(Dataset rows)

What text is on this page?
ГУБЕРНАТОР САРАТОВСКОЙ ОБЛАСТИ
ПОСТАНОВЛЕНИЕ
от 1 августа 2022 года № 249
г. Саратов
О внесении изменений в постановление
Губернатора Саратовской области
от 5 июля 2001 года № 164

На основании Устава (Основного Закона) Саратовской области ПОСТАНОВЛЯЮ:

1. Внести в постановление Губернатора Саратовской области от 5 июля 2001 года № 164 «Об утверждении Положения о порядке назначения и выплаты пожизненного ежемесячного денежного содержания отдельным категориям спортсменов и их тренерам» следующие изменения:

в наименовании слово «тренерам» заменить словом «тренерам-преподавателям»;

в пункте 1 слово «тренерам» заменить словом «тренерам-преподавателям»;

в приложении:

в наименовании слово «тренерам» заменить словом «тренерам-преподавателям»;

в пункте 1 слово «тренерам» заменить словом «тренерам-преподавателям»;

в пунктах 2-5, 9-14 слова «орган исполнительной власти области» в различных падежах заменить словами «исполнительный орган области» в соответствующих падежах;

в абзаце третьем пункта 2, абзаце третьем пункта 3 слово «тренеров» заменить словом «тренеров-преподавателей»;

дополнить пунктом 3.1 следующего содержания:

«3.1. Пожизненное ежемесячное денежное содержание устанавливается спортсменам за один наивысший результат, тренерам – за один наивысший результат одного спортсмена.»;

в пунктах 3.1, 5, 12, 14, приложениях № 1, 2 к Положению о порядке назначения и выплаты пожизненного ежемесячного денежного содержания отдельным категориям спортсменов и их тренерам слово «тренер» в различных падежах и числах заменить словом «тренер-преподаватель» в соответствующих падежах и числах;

• [YOUR INSTRUCTIONS]: From the listing above, collect each line in which the string "различных" appears.

• [THE COMPLETED TASK]:
в пунктах 2-5, 9-14 слова «орган исполнительной власти области» в различных падежах заменить словами «исполнительный орган области» в соответствующих падежах;
в пунктах 3.1, 5, 12, 14, приложениях № 1, 2 к Положению о порядке назначения и выплаты пожизненного ежемесячного денежного содержания отдельным категориям спортсменов и их тренерам слово «тренер» в различных падежах и числах заменить словом «тренер-преподаватель» в соответствующих падежах и числах;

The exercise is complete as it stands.